What you have to do:
Which lines contain the string "ordered"? Please list every one of them.

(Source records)
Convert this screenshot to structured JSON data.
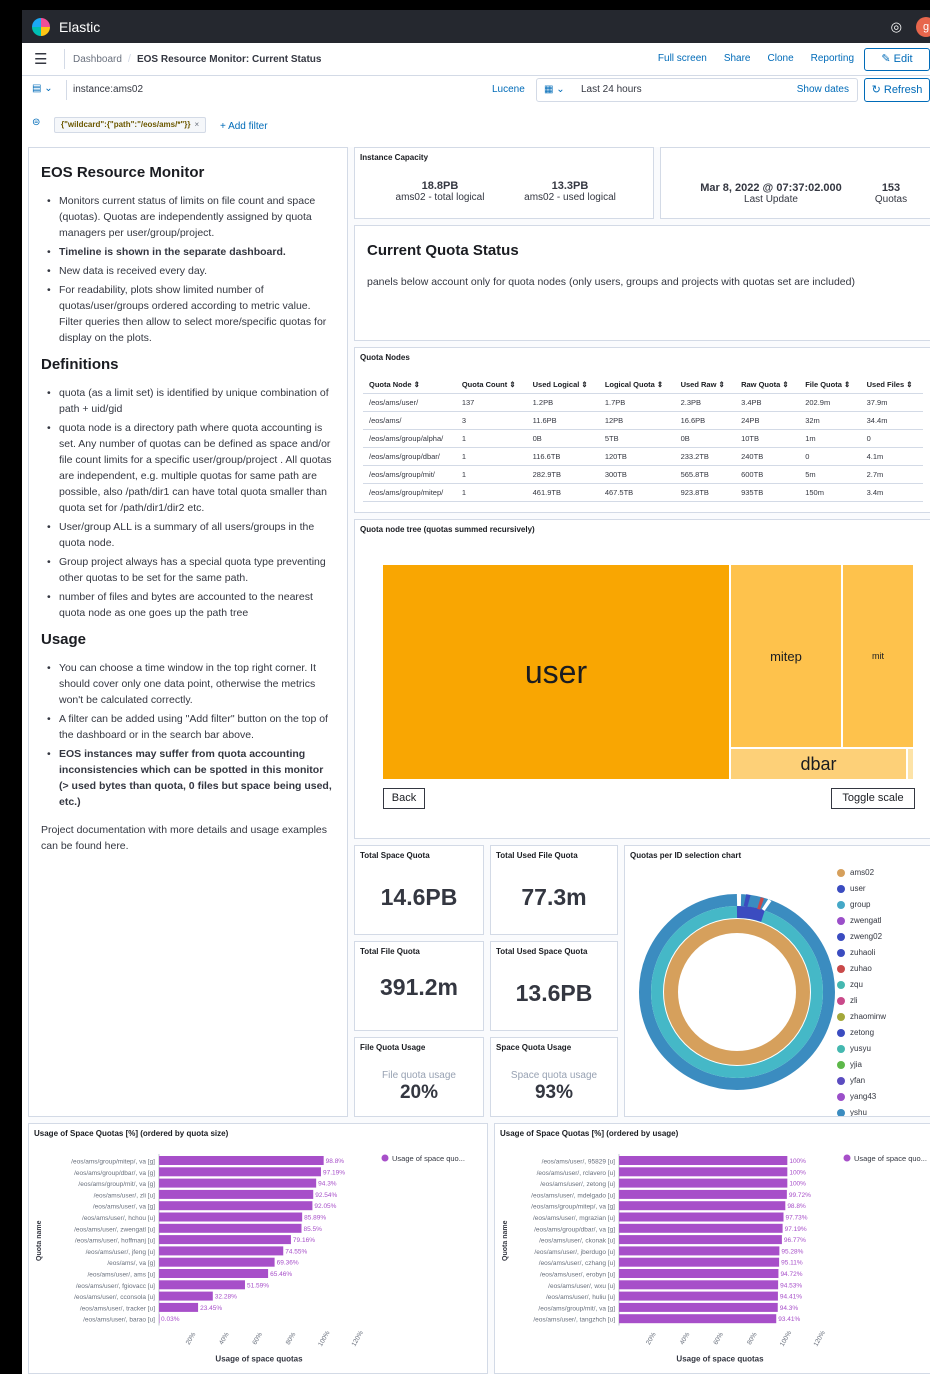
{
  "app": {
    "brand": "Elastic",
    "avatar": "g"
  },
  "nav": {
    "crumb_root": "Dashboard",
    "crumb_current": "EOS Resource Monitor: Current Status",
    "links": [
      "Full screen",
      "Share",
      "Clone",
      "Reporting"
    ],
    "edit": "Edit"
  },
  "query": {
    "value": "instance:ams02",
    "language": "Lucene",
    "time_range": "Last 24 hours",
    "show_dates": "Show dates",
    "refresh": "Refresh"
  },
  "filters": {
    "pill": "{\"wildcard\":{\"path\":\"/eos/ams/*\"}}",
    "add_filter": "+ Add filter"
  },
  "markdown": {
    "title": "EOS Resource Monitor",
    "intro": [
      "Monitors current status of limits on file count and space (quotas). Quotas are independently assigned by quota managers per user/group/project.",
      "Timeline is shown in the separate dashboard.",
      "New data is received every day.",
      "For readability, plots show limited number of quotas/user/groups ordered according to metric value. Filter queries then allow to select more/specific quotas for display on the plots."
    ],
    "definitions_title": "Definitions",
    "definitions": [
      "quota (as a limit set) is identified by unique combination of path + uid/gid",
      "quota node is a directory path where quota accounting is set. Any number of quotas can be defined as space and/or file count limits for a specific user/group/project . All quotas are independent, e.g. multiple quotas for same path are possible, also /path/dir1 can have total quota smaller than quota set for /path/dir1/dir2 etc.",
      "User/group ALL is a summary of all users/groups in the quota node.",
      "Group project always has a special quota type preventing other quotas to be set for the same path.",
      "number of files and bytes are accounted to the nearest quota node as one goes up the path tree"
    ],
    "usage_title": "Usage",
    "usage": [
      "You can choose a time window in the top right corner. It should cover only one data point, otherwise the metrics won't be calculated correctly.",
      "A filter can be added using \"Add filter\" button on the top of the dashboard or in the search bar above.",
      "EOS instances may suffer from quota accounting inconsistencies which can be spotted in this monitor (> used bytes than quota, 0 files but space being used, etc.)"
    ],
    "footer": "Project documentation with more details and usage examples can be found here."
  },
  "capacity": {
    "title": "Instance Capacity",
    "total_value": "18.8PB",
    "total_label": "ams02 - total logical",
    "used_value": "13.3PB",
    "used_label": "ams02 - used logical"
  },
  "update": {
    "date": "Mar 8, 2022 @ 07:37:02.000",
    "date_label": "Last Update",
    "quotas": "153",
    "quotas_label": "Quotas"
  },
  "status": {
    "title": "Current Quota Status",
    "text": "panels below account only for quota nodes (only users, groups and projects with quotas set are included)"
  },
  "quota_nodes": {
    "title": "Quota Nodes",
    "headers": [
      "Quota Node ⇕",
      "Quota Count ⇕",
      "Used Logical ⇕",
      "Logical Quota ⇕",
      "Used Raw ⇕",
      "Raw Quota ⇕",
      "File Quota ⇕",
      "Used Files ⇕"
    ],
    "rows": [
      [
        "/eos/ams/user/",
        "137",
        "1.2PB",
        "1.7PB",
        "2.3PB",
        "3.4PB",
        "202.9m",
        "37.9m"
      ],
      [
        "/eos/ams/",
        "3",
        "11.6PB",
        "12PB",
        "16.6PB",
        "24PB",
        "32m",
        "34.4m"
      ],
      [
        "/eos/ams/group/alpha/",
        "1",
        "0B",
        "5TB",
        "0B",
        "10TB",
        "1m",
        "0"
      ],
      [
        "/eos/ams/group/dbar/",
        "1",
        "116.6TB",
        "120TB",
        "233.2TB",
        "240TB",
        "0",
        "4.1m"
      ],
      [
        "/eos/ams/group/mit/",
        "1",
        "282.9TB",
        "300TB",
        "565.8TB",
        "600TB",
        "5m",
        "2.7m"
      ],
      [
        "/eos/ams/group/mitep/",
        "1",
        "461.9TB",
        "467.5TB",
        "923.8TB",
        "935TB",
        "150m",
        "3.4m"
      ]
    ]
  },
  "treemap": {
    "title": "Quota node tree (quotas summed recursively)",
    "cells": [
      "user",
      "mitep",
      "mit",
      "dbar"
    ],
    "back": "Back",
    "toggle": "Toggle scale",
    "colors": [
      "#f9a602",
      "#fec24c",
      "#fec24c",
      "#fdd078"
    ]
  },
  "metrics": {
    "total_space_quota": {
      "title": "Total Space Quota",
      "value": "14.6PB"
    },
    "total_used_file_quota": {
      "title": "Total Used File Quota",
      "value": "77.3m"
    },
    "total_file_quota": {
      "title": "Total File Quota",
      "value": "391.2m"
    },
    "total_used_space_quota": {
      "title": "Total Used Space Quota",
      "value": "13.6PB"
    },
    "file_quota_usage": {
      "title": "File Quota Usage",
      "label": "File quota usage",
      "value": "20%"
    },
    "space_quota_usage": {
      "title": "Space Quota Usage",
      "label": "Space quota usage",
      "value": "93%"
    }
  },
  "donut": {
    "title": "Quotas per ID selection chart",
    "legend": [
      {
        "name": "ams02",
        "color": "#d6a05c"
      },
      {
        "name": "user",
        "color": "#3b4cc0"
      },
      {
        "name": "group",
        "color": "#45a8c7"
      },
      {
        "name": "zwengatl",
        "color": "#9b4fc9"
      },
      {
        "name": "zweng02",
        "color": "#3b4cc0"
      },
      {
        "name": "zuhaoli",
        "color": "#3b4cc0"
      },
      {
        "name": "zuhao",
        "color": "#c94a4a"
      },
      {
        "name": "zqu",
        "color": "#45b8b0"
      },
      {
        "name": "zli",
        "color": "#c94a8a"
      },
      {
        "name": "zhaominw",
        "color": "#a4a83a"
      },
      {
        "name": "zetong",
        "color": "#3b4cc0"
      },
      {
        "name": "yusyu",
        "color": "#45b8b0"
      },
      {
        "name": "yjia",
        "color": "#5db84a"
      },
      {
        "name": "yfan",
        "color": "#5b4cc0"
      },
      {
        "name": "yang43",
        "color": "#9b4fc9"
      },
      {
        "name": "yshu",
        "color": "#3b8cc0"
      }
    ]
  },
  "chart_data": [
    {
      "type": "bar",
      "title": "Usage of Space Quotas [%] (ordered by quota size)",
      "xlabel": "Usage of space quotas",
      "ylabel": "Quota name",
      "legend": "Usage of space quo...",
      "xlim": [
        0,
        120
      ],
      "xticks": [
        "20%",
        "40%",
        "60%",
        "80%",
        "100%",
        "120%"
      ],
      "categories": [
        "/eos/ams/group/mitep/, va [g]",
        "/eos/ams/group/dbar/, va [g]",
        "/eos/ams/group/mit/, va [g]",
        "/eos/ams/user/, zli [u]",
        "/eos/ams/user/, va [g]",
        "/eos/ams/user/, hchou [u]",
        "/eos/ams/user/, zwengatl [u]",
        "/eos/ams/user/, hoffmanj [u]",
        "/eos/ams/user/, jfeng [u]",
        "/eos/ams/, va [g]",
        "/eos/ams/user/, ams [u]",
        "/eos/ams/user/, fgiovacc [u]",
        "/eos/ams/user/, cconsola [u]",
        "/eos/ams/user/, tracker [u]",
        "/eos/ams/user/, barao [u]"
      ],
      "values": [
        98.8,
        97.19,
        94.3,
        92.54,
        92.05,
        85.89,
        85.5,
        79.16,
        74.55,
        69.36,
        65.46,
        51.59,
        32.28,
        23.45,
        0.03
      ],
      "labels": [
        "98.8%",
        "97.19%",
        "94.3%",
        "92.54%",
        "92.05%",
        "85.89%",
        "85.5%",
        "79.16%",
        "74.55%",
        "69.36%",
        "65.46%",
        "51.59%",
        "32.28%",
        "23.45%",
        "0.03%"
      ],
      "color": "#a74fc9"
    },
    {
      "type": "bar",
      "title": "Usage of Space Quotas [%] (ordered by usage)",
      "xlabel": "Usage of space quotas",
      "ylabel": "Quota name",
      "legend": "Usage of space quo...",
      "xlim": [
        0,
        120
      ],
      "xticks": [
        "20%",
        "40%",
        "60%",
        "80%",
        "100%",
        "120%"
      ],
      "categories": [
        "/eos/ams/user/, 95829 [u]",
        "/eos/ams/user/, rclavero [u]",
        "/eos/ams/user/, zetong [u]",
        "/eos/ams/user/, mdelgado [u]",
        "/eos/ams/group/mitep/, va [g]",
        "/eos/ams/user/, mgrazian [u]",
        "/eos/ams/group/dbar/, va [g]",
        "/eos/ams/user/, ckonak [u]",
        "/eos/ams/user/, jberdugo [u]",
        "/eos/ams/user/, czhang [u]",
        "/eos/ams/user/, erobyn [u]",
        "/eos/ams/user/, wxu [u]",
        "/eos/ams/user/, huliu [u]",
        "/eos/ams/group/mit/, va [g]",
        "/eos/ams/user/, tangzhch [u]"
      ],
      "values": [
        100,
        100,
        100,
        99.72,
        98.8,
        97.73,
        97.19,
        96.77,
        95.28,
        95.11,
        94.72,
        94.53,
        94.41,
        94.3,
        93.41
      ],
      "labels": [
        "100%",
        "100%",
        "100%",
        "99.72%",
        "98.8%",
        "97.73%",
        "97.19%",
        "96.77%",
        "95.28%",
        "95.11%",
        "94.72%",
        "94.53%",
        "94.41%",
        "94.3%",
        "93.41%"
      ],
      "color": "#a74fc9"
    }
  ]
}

Final result:
      "For readability, plots show limited number of quotas/user/groups ordered according to metric value. Filter queries then allow to select more/specific quotas for display on the plots."
      "title": "Usage of Space Quotas [%] (ordered by quota size)",
      "title": "Usage of Space Quotas [%] (ordered by usage)",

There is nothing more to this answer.